## TASK REQUIREMENTS
Copy out, from the entries below, each line holding the string "performance".

## STORED DATA
>>>>>

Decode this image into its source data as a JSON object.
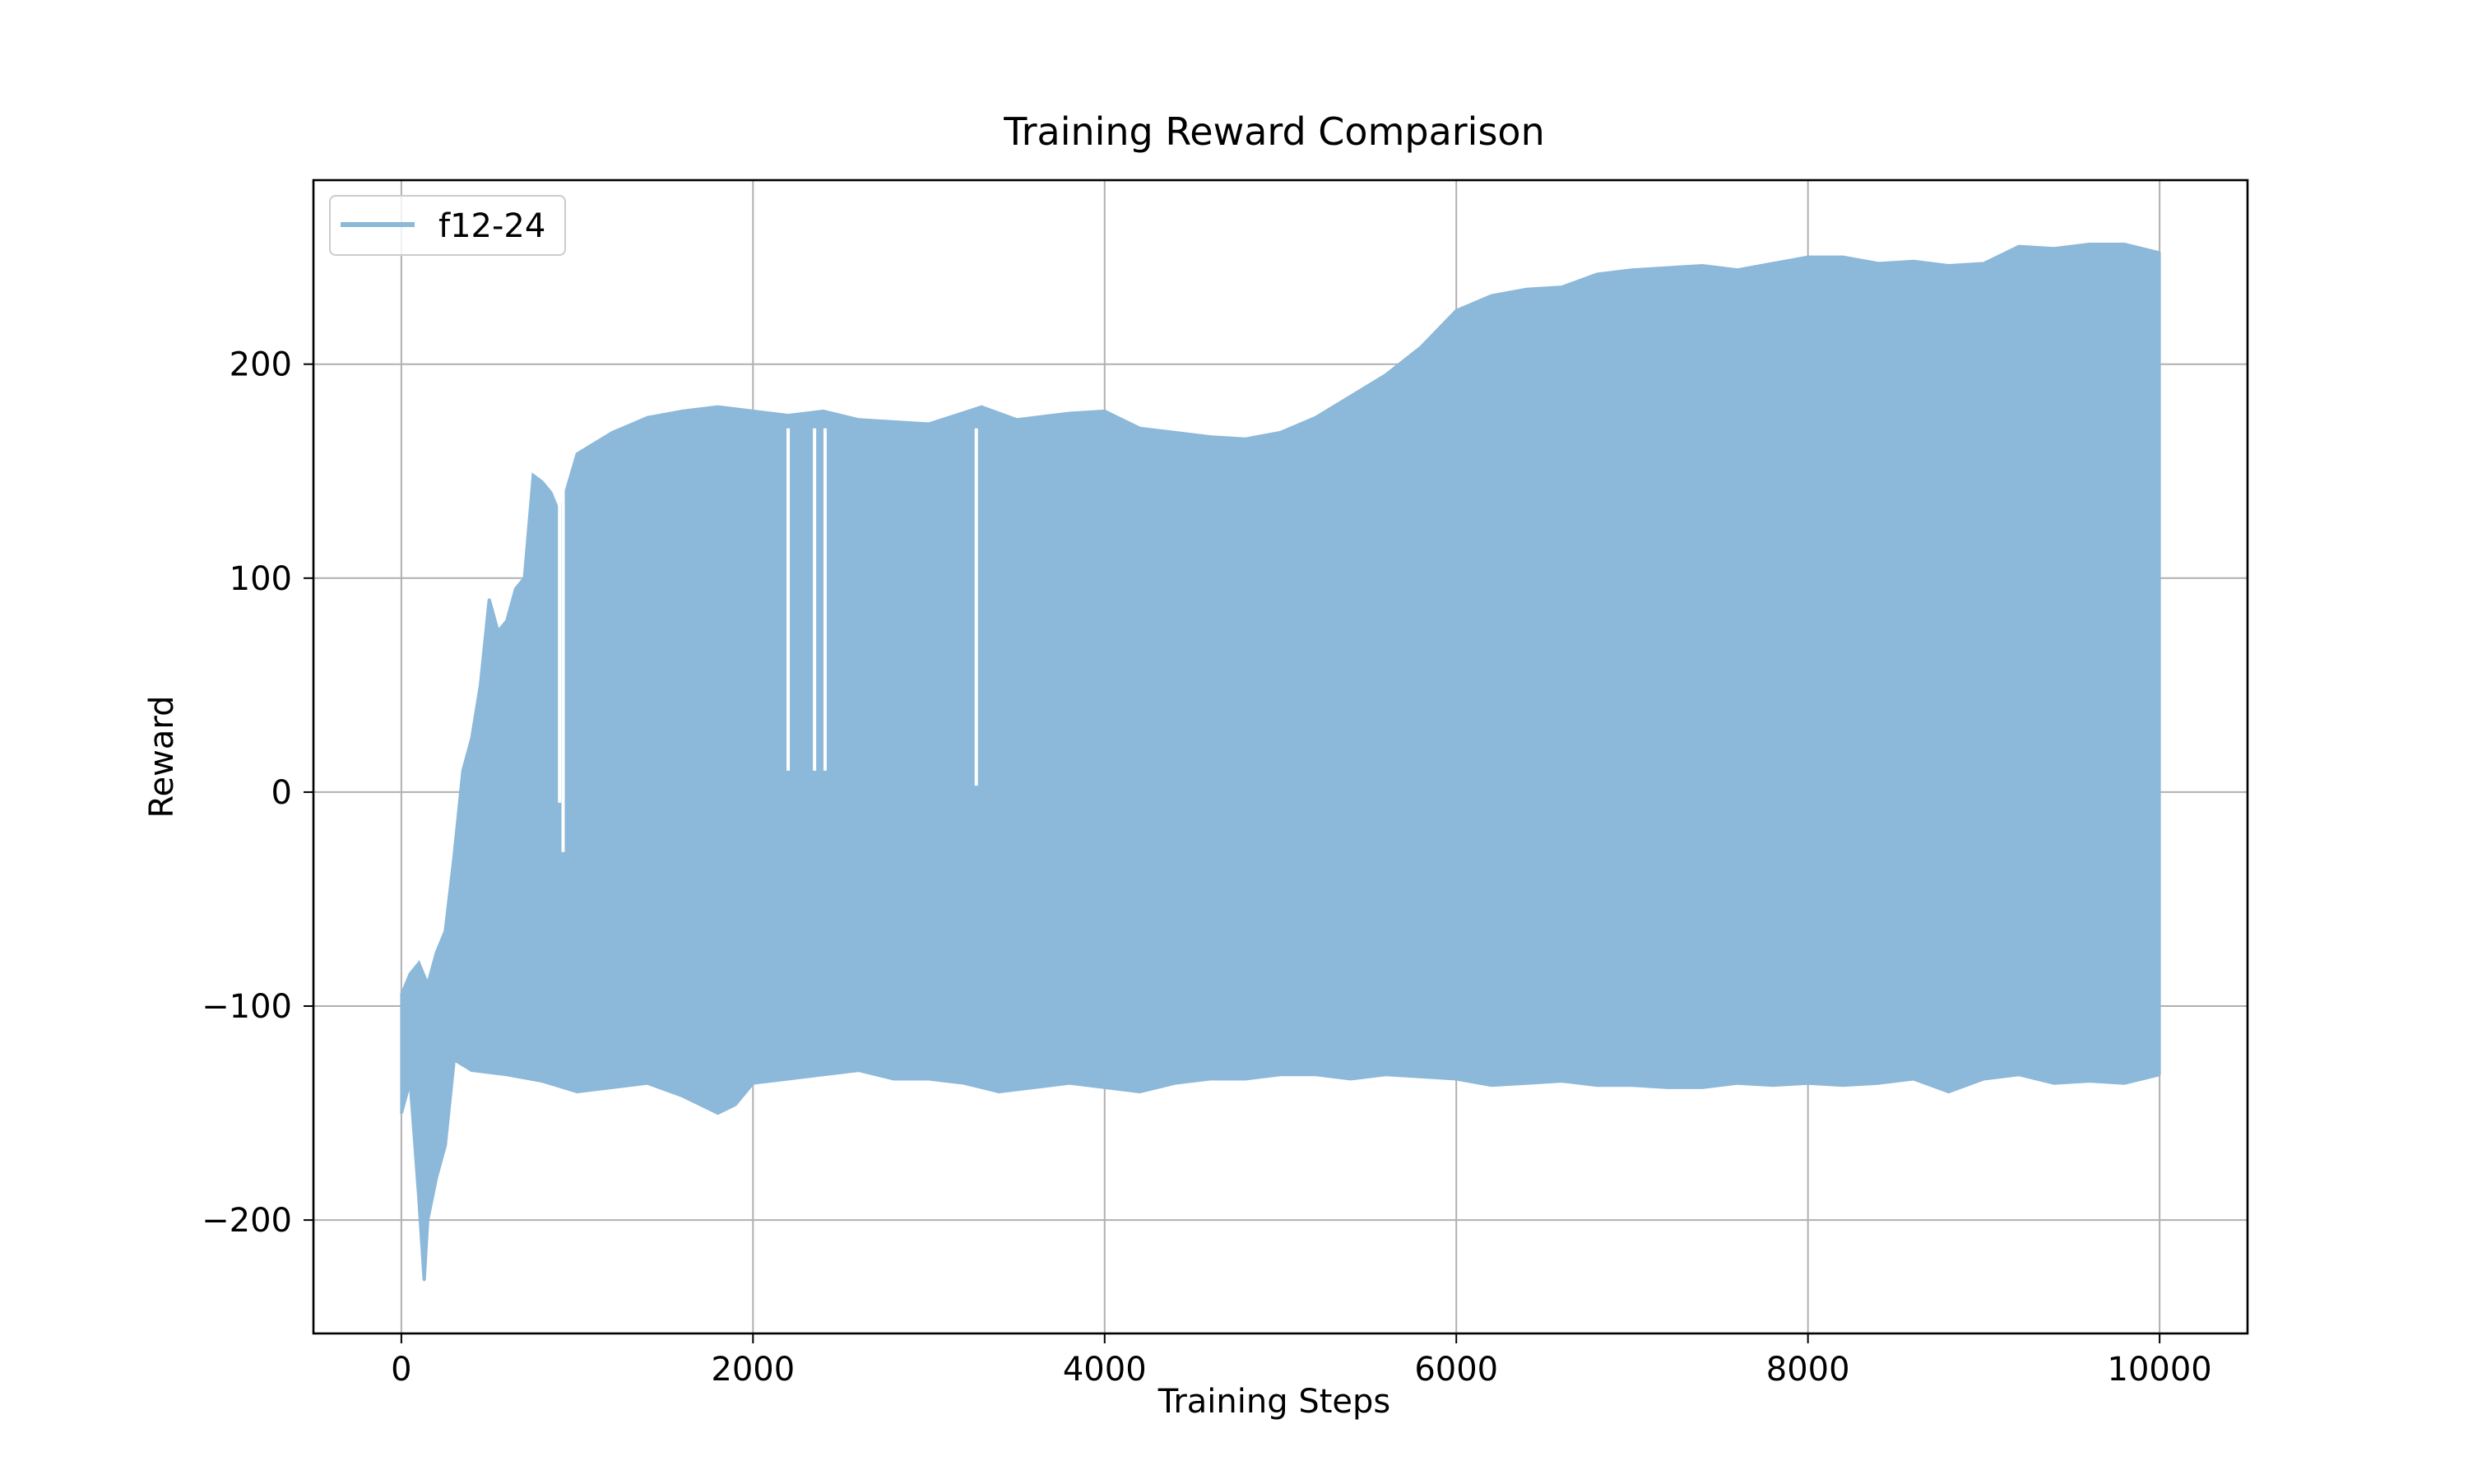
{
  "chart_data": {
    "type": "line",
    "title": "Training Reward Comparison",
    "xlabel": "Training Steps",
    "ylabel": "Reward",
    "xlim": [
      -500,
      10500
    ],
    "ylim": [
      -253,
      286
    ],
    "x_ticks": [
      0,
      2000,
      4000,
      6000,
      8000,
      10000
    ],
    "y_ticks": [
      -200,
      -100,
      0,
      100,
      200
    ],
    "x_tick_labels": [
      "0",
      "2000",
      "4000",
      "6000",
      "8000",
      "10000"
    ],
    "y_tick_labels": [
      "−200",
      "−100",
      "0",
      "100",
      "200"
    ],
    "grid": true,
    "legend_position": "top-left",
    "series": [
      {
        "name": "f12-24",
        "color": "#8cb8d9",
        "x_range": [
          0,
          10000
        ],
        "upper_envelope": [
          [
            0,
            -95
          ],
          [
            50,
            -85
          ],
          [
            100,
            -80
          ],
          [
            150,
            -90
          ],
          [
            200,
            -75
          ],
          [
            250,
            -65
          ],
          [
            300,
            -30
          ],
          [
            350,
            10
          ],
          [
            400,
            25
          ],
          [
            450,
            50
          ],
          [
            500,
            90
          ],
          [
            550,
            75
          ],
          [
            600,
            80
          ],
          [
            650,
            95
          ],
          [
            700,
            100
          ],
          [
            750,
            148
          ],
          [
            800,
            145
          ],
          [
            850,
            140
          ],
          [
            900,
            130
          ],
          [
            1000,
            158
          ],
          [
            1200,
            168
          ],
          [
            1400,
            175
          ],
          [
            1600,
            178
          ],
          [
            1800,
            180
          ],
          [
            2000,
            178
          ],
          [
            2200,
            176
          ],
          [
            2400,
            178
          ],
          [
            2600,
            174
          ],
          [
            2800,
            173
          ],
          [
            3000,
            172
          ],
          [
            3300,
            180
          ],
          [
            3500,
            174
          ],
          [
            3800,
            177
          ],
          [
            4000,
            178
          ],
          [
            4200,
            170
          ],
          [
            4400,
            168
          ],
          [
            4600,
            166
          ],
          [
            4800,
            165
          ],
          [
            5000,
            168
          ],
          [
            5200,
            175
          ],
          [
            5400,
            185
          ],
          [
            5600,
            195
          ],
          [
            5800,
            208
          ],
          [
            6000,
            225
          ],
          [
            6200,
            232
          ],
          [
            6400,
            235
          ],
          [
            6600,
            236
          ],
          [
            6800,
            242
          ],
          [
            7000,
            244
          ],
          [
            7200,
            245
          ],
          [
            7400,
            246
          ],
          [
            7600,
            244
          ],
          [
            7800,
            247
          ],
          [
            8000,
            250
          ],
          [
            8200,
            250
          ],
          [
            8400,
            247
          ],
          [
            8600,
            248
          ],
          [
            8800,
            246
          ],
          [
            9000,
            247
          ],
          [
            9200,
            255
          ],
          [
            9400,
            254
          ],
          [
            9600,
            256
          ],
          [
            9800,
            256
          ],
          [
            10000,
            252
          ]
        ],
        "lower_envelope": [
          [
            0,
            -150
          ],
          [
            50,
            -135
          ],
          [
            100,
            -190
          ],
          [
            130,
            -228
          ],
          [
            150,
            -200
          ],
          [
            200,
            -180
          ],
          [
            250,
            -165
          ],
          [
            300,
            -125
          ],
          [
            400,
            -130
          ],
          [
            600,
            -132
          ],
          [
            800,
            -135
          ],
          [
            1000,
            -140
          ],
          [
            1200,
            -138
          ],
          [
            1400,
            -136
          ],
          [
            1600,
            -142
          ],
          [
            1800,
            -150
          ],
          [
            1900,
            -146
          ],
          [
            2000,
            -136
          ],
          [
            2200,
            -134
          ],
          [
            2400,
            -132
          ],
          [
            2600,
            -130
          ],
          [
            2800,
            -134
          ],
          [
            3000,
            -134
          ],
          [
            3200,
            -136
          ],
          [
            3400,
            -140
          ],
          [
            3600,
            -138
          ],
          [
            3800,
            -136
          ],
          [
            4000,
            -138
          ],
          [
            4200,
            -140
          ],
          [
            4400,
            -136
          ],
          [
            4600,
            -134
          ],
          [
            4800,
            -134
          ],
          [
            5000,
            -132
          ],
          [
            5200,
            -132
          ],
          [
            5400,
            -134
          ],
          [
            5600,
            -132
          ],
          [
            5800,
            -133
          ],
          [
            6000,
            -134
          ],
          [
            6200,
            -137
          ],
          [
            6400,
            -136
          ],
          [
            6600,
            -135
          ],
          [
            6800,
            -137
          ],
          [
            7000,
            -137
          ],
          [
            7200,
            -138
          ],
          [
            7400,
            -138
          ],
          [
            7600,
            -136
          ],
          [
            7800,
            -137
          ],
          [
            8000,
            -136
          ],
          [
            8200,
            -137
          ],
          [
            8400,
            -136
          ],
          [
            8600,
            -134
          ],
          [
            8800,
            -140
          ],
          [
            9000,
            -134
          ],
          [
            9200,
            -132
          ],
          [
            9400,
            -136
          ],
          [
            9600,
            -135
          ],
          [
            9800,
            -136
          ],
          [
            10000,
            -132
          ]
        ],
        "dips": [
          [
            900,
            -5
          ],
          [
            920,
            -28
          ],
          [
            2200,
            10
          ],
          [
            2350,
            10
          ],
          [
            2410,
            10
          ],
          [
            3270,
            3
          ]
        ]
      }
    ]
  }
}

<<<<<
>>>>>

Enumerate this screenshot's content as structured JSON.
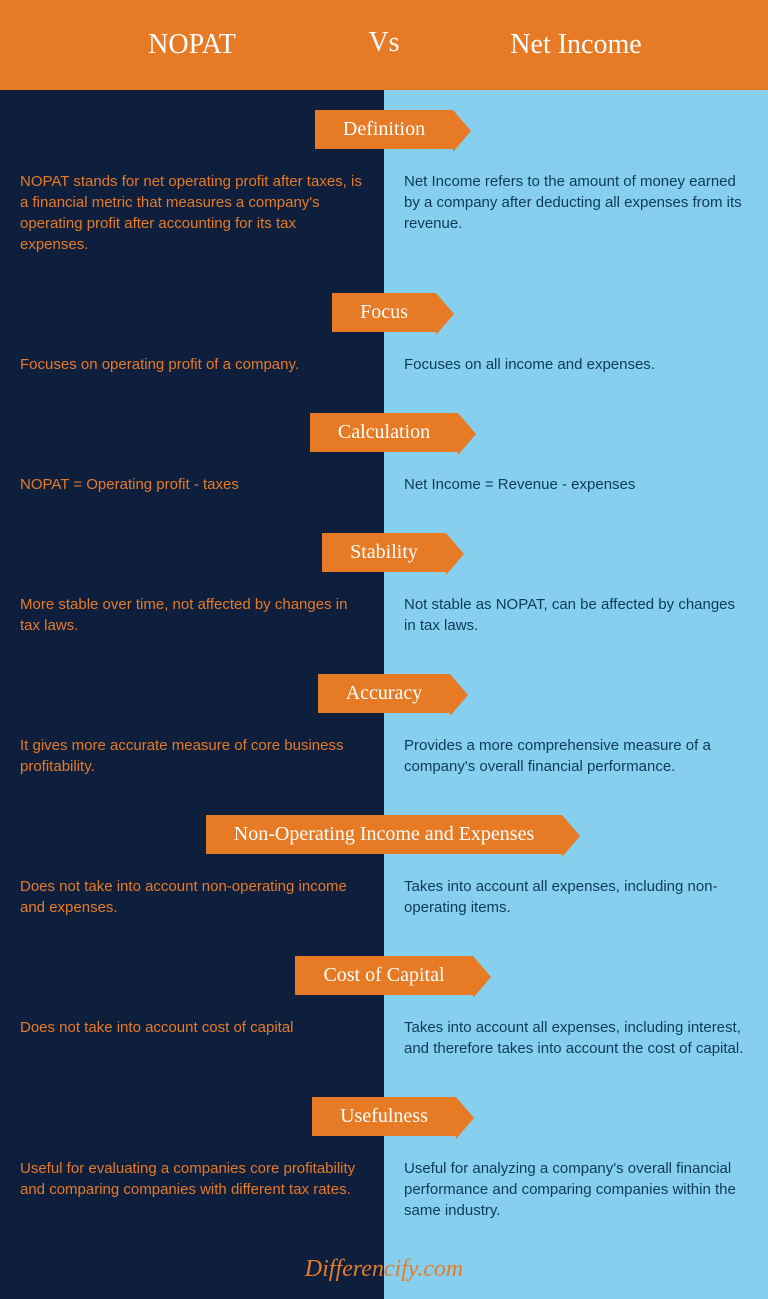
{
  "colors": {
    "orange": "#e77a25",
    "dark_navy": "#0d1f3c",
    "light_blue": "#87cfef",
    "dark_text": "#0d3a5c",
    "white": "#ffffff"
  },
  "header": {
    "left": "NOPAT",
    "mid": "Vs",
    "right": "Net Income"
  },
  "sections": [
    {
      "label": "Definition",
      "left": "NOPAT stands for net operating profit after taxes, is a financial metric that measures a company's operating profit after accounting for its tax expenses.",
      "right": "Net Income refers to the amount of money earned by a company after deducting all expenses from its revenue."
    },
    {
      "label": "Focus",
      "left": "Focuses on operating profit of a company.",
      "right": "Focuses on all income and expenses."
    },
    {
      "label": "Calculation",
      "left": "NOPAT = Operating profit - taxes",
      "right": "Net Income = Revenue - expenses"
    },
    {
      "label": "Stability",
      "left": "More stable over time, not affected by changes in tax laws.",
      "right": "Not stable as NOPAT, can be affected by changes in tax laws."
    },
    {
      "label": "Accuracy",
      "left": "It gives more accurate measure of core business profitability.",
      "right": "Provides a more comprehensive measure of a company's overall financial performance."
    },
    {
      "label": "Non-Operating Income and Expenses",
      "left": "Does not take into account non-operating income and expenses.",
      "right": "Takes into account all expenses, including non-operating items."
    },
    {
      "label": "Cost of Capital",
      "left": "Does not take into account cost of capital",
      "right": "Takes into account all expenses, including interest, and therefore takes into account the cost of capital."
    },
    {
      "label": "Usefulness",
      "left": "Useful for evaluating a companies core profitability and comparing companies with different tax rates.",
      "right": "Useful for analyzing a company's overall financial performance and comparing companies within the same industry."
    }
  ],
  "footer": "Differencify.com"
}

<<<<<

## RESULT OF THIS EXERCISE
      "right": "Provides a more comprehensive measure of a company's overall financial performance."
      "right": "Useful for analyzing a company's overall financial performance and comparing companies within the same industry."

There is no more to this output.